### Exercise directions:
In the listing below, identify each line with the word "Freitas" and return those lines.

### Source data:
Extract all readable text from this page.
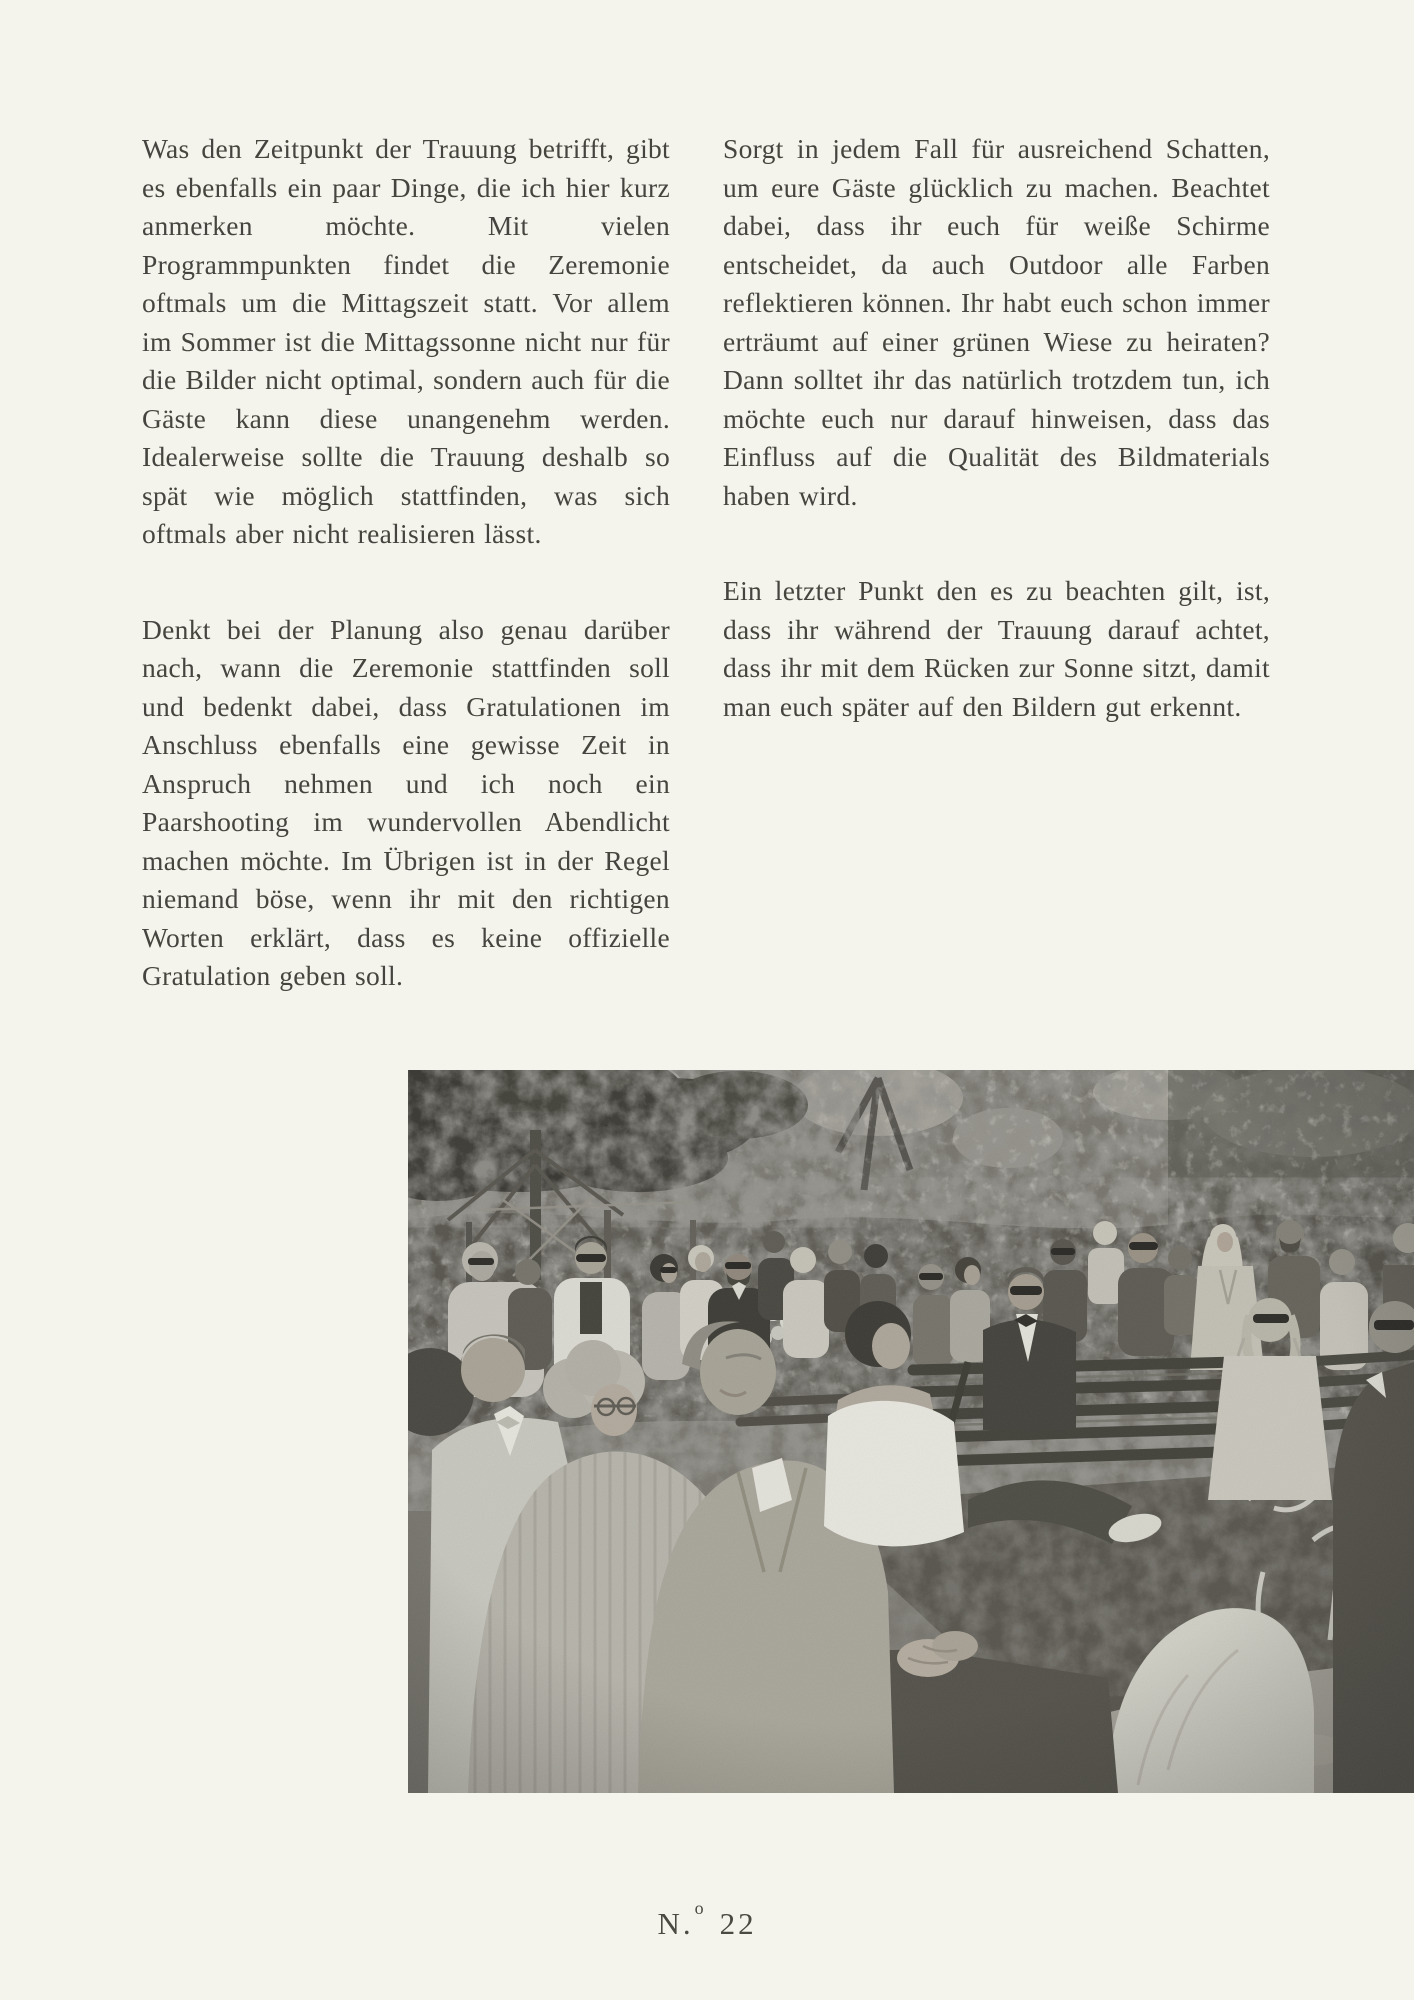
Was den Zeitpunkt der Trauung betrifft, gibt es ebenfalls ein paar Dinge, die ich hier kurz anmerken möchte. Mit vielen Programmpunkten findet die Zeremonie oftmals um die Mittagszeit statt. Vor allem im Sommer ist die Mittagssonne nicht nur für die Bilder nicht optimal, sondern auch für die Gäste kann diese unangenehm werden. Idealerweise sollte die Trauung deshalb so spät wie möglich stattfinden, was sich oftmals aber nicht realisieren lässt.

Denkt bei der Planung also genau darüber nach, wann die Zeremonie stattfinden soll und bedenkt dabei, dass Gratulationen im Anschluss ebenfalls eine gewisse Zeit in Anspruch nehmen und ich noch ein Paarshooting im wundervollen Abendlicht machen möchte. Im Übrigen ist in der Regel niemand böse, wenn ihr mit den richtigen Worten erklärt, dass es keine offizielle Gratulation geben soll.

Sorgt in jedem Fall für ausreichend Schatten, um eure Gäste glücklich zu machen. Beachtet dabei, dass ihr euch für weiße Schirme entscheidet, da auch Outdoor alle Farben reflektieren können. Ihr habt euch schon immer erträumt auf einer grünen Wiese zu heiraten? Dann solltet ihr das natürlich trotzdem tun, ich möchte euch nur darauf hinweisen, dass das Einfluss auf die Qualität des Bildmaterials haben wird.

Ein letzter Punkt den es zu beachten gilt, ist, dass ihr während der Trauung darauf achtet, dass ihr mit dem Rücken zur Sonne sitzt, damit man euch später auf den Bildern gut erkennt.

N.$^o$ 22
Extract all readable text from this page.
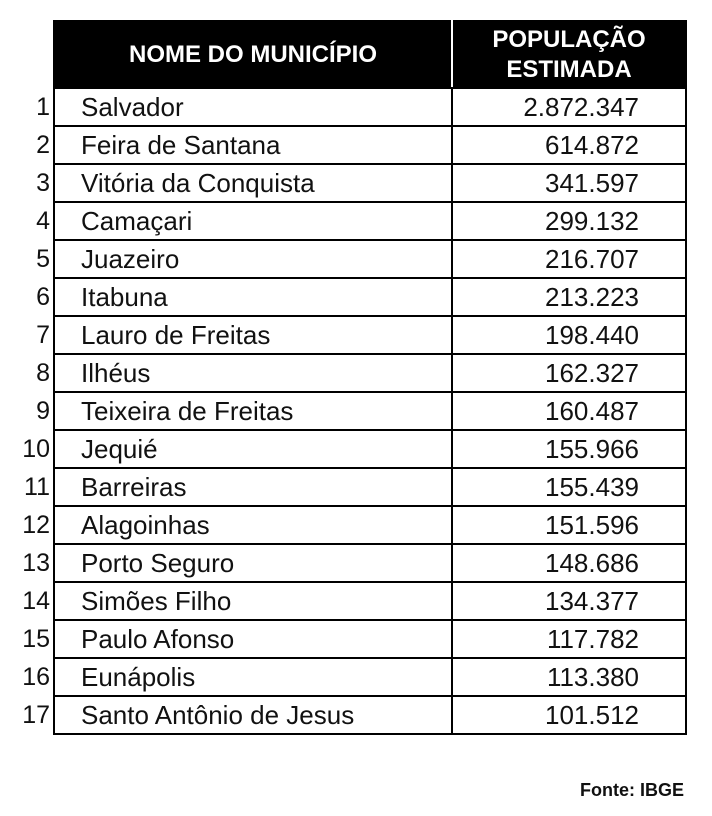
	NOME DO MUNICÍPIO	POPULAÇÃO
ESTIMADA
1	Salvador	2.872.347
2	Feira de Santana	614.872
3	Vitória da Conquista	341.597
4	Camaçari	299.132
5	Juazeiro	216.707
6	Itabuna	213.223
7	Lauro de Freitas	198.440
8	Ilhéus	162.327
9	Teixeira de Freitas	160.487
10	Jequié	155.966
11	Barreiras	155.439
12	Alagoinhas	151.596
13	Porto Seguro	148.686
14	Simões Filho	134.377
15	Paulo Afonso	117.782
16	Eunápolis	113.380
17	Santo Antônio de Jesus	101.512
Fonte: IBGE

### Correct answer:
7	Lauro de Freitas	198.440
9	Teixeira de Freitas	160.487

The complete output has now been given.